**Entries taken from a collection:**
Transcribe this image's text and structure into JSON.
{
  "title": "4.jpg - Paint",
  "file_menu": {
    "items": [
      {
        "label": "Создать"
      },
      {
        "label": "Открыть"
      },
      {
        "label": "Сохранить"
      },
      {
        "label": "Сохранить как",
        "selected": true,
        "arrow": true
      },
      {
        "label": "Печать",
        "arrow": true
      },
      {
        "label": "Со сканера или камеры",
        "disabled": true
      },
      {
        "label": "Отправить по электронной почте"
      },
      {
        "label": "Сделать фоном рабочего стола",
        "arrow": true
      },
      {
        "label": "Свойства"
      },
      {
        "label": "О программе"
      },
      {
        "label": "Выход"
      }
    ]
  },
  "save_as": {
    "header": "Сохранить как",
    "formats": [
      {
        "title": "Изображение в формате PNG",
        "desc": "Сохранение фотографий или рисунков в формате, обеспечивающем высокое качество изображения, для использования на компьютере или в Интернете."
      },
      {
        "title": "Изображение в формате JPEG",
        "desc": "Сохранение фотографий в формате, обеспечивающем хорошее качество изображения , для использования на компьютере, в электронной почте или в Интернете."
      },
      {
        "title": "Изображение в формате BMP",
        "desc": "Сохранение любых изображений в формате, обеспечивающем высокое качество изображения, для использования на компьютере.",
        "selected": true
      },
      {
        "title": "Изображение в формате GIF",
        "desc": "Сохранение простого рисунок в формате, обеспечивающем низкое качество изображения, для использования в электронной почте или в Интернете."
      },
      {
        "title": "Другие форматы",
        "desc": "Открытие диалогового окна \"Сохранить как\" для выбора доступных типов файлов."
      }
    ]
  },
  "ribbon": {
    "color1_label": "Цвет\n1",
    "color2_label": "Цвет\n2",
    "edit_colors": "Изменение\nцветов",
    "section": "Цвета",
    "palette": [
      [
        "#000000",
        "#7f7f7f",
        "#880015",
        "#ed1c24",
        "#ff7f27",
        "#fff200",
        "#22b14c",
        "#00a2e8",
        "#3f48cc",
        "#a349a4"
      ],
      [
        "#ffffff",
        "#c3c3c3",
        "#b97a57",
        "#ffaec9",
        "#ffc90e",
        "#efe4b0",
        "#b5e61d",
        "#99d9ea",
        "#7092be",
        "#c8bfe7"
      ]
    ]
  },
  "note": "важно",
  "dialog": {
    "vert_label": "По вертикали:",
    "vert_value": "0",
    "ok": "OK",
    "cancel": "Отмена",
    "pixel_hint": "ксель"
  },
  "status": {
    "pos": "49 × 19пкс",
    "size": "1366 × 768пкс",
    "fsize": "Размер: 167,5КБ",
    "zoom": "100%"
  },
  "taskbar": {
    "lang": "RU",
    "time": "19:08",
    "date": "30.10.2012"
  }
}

**Task details:** Give only the number of lines above that hold the string "обеспечивающем".

**Response:** 4